Skip the pictures and repeat each line of the data exactly.

___ INPUT ROWS

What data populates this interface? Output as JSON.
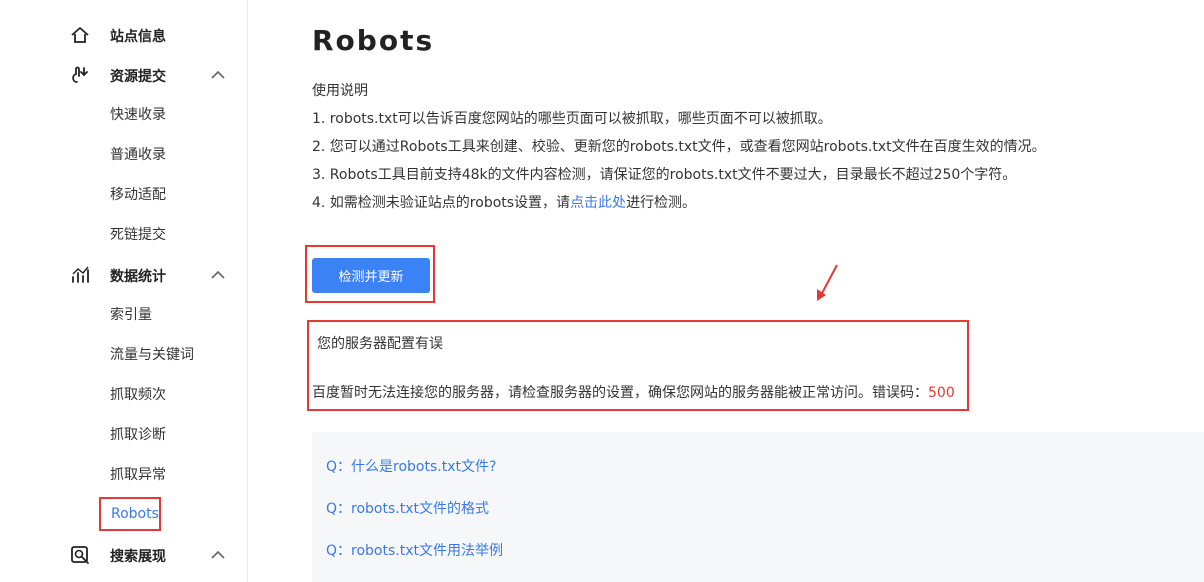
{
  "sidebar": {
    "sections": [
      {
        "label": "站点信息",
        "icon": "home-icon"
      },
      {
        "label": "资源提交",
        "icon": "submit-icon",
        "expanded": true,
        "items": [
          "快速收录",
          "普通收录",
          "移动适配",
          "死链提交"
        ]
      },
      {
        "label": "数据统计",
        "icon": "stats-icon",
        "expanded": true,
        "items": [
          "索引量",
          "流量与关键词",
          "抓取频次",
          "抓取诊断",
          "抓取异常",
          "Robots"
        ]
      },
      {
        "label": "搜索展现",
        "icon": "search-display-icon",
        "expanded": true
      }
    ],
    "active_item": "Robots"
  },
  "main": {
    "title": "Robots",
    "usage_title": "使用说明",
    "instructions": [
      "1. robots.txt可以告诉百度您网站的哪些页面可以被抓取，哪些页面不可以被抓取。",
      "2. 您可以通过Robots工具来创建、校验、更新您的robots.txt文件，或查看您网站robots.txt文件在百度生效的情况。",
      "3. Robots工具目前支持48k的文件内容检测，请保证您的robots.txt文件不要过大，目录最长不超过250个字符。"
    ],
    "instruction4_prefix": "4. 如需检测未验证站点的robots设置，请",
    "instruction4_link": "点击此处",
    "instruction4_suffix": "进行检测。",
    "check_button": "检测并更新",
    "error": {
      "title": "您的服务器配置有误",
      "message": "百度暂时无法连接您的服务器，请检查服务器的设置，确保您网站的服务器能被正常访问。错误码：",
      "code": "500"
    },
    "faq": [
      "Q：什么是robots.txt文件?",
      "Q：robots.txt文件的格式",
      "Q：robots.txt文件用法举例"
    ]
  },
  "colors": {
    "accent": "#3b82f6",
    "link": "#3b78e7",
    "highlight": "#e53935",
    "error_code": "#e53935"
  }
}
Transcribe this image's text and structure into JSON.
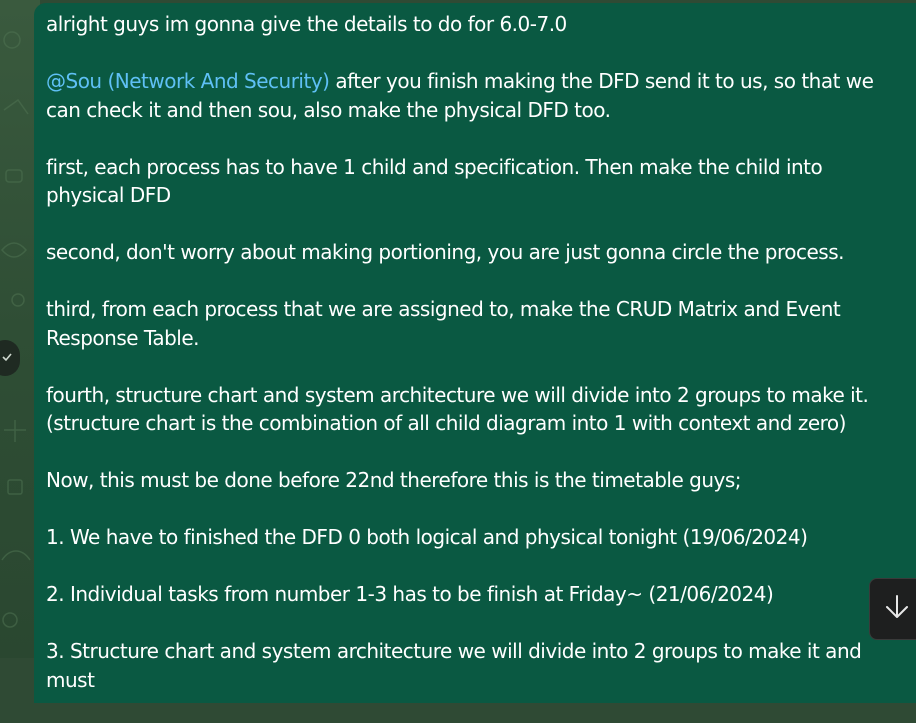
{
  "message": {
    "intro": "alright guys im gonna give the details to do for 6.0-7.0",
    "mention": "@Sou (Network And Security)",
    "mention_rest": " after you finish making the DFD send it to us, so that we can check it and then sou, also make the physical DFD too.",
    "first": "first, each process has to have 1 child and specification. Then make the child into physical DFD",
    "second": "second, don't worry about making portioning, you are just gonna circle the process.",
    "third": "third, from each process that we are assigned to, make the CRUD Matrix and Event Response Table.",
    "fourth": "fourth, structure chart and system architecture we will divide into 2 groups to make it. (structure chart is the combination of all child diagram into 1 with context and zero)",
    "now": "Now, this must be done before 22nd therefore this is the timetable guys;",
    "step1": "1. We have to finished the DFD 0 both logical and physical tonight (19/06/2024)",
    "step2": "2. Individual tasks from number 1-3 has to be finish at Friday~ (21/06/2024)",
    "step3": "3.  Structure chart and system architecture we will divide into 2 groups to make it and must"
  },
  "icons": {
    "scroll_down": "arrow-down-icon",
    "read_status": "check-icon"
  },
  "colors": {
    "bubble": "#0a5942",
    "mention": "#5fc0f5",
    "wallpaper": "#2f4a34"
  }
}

______

ANSWER IN FULL:
What data populates this interface? Output as JSON.
{
  "sidebar": {
    "sections": [
      {
        "label": "站点信息",
        "icon": "home-icon"
      },
      {
        "label": "资源提交",
        "icon": "submit-icon",
        "expanded": true,
        "items": [
          "快速收录",
          "普通收录",
          "移动适配",
          "死链提交"
        ]
      },
      {
        "label": "数据统计",
        "icon": "stats-icon",
        "expanded": true,
        "items": [
          "索引量",
          "流量与关键词",
          "抓取频次",
          "抓取诊断",
          "抓取异常",
          "Robots"
        ]
      },
      {
        "label": "搜索展现",
        "icon": "search-display-icon",
        "expanded": true
      }
    ],
    "active_item": "Robots"
  },
  "main": {
    "title": "Robots",
    "usage_title": "使用说明",
    "instructions": [
      "1. robots.txt可以告诉百度您网站的哪些页面可以被抓取，哪些页面不可以被抓取。",
      "2. 您可以通过Robots工具来创建、校验、更新您的robots.txt文件，或查看您网站robots.txt文件在百度生效的情况。",
      "3. Robots工具目前支持48k的文件内容检测，请保证您的robots.txt文件不要过大，目录最长不超过250个字符。"
    ],
    "instruction4_prefix": "4. 如需检测未验证站点的robots设置，请",
    "instruction4_link": "点击此处",
    "instruction4_suffix": "进行检测。",
    "check_button": "检测并更新",
    "error": {
      "title": "您的服务器配置有误",
      "message": "百度暂时无法连接您的服务器，请检查服务器的设置，确保您网站的服务器能被正常访问。错误码：",
      "code": "500"
    },
    "faq": [
      "Q：什么是robots.txt文件?",
      "Q：robots.txt文件的格式",
      "Q：robots.txt文件用法举例"
    ]
  },
  "colors": {
    "accent": "#3b82f6",
    "link": "#3b78e7",
    "highlight": "#e53935",
    "error_code": "#e53935"
  }
}
Transcribe this image's text and structure into JSON.
{
  "message": {
    "intro": "alright guys im gonna give the details to do for 6.0-7.0",
    "mention": "@Sou (Network And Security)",
    "mention_rest": " after you finish making the DFD send it to us, so that we can check it and then sou, also make the physical DFD too.",
    "first": "first, each process has to have 1 child and specification. Then make the child into physical DFD",
    "second": "second, don't worry about making portioning, you are just gonna circle the process.",
    "third": "third, from each process that we are assigned to, make the CRUD Matrix and Event Response Table.",
    "fourth": "fourth, structure chart and system architecture we will divide into 2 groups to make it. (structure chart is the combination of all child diagram into 1 with context and zero)",
    "now": "Now, this must be done before 22nd therefore this is the timetable guys;",
    "step1": "1. We have to finished the DFD 0 both logical and physical tonight (19/06/2024)",
    "step2": "2. Individual tasks from number 1-3 has to be finish at Friday~ (21/06/2024)",
    "step3": "3.  Structure chart and system architecture we will divide into 2 groups to make it and must"
  },
  "icons": {
    "scroll_down": "arrow-down-icon",
    "read_status": "check-icon"
  },
  "colors": {
    "bubble": "#0a5942",
    "mention": "#5fc0f5",
    "wallpaper": "#2f4a34"
  }
}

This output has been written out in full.